>>

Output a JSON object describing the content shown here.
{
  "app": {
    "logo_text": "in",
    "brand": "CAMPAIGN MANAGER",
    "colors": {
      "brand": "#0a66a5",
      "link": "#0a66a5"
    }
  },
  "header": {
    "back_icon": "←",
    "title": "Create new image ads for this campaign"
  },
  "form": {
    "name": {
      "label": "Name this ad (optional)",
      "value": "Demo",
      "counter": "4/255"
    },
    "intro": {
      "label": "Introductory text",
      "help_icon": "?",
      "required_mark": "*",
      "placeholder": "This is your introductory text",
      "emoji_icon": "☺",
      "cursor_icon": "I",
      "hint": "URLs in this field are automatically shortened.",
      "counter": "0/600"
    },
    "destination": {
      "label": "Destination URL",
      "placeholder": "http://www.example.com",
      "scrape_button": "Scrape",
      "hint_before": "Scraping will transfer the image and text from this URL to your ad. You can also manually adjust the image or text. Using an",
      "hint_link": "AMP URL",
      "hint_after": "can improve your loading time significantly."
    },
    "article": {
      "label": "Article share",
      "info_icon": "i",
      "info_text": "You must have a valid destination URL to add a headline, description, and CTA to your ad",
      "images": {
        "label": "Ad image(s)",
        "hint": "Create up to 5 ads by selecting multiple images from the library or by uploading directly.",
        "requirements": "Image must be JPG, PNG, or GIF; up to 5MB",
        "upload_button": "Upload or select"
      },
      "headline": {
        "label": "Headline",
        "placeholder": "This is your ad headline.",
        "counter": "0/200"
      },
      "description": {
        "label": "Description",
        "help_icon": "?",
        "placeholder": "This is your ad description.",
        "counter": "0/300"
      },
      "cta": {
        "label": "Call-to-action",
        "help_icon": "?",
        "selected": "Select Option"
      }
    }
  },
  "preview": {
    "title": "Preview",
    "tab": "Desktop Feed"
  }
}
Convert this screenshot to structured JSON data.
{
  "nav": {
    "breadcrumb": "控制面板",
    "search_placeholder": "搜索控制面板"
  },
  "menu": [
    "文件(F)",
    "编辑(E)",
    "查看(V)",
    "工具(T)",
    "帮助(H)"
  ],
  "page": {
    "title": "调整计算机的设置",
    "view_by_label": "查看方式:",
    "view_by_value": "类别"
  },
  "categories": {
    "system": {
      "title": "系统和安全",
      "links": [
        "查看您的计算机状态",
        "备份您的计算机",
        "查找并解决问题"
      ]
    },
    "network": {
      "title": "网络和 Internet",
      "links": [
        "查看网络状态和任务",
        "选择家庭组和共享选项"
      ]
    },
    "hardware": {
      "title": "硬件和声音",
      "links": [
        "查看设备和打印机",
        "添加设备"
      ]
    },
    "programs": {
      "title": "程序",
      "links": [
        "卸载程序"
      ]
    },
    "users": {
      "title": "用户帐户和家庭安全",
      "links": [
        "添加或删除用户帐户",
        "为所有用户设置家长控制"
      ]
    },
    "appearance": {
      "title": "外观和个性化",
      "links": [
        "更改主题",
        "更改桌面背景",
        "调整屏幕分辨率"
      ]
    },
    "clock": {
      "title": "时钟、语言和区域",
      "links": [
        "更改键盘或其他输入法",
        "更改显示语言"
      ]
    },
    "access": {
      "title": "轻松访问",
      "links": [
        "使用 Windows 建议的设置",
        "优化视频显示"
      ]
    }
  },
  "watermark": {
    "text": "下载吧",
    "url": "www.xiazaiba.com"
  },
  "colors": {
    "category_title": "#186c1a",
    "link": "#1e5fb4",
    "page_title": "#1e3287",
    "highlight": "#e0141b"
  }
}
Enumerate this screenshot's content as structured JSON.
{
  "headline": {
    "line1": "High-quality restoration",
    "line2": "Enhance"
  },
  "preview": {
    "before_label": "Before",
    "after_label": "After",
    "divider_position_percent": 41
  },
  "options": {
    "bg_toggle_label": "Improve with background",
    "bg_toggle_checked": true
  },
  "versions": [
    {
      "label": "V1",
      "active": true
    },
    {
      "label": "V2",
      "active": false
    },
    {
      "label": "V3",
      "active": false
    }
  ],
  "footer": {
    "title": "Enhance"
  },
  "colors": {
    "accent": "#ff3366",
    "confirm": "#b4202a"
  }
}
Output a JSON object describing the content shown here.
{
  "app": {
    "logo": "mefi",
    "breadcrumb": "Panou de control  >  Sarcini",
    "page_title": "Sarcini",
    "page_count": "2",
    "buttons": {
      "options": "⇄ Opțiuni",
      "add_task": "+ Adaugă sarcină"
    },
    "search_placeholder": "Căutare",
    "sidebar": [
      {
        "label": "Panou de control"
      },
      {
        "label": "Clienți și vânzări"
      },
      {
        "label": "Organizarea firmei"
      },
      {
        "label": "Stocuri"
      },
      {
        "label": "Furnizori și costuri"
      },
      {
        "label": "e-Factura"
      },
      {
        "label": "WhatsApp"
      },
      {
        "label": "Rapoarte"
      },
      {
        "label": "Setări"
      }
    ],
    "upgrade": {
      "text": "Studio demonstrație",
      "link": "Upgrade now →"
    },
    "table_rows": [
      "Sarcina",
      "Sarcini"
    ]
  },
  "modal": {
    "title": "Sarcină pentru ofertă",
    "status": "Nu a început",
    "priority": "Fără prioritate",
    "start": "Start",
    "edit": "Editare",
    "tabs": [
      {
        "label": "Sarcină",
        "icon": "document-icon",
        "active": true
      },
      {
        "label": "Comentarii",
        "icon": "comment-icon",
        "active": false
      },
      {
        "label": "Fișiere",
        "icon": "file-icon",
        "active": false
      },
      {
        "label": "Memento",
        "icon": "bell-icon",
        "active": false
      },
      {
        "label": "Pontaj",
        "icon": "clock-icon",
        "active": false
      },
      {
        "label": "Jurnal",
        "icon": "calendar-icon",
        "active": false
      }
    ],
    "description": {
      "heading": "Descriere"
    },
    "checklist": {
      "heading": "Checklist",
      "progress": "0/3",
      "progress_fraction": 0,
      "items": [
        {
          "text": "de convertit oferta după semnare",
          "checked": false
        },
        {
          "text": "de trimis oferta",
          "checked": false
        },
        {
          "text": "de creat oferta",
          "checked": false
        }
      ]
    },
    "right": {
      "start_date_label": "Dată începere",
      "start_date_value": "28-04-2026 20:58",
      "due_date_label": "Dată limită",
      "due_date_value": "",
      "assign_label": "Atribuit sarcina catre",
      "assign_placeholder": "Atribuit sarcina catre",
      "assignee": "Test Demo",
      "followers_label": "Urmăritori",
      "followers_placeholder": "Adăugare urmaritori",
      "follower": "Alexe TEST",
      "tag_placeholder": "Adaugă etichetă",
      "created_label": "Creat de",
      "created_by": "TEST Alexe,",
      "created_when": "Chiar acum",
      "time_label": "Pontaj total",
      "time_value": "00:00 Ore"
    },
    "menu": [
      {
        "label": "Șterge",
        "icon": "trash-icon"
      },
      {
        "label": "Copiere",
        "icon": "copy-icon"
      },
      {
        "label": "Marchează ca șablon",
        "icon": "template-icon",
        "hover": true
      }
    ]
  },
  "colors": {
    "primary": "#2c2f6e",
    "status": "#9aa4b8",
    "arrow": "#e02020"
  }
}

<<

§ **Goal of the exercise**
Within the listing above, copy each line that has the string "true".

§ **Solution**
    "bg_toggle_checked": true
      "active": true
        "active": true
        "hover": true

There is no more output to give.